Stated task. Select from the data all lines with the word "Poldragonet".

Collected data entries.
:::

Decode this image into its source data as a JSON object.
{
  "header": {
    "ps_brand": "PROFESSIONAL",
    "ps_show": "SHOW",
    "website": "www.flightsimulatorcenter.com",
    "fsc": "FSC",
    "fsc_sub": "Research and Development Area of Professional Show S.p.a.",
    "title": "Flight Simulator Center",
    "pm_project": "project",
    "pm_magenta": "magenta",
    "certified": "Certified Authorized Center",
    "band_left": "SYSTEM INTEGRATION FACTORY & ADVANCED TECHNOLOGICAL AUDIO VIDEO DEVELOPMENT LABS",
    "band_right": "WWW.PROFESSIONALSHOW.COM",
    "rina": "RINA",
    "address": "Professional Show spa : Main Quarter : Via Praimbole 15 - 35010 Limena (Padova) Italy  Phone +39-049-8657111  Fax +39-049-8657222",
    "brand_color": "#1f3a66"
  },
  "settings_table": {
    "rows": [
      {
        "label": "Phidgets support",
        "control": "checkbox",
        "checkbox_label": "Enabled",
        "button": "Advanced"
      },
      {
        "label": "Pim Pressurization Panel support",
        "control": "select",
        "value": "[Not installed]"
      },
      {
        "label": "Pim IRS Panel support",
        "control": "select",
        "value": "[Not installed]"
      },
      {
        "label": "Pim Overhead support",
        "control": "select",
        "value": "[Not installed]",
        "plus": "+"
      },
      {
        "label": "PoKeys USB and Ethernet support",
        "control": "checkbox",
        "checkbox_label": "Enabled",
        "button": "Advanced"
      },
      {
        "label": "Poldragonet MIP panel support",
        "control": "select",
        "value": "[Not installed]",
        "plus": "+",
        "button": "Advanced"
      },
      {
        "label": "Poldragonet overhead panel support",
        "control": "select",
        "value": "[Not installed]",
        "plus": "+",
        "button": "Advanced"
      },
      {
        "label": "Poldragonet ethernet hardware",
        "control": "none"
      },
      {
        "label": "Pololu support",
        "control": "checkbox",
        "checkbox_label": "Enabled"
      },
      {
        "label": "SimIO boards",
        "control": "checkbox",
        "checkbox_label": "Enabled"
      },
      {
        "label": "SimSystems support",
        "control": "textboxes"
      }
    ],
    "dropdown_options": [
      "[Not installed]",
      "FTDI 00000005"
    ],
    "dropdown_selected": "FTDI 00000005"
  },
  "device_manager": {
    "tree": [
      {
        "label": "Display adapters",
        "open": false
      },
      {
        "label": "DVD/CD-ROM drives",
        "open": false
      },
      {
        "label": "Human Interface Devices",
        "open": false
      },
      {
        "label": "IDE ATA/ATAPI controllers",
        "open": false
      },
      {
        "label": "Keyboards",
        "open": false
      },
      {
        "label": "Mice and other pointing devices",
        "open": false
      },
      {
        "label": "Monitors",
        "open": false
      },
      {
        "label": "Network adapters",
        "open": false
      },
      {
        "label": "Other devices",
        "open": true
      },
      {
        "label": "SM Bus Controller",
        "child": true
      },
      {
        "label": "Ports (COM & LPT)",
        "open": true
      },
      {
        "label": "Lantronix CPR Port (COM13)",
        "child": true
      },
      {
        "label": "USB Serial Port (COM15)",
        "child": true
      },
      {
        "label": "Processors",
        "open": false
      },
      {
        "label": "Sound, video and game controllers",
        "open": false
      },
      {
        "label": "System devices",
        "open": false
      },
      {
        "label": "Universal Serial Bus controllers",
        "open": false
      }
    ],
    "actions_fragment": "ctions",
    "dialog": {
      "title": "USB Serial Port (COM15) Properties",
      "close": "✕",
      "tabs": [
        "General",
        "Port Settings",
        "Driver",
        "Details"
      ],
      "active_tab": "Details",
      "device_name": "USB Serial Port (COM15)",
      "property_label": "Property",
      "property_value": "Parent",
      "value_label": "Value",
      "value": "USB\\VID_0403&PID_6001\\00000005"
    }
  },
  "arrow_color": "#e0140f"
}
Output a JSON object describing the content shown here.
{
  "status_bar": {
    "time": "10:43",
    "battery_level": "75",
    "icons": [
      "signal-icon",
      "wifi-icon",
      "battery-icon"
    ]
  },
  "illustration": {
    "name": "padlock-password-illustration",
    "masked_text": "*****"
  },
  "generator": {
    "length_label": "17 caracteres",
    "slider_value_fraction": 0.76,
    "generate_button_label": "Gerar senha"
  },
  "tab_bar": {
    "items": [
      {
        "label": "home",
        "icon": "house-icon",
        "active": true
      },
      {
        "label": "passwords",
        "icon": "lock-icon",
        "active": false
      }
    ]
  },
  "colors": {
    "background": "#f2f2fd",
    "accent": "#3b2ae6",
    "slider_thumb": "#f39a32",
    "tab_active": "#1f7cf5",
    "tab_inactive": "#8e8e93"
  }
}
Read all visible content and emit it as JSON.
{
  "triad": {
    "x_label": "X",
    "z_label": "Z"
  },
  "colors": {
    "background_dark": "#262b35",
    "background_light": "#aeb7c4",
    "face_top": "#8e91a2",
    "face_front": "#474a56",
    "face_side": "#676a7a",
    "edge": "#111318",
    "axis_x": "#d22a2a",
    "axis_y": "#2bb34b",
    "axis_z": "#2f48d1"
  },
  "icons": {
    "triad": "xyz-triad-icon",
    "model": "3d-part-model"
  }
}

:::

Written response.
        "label": "Poldragonet MIP panel support",
        "label": "Poldragonet overhead panel support",
        "label": "Poldragonet ethernet hardware",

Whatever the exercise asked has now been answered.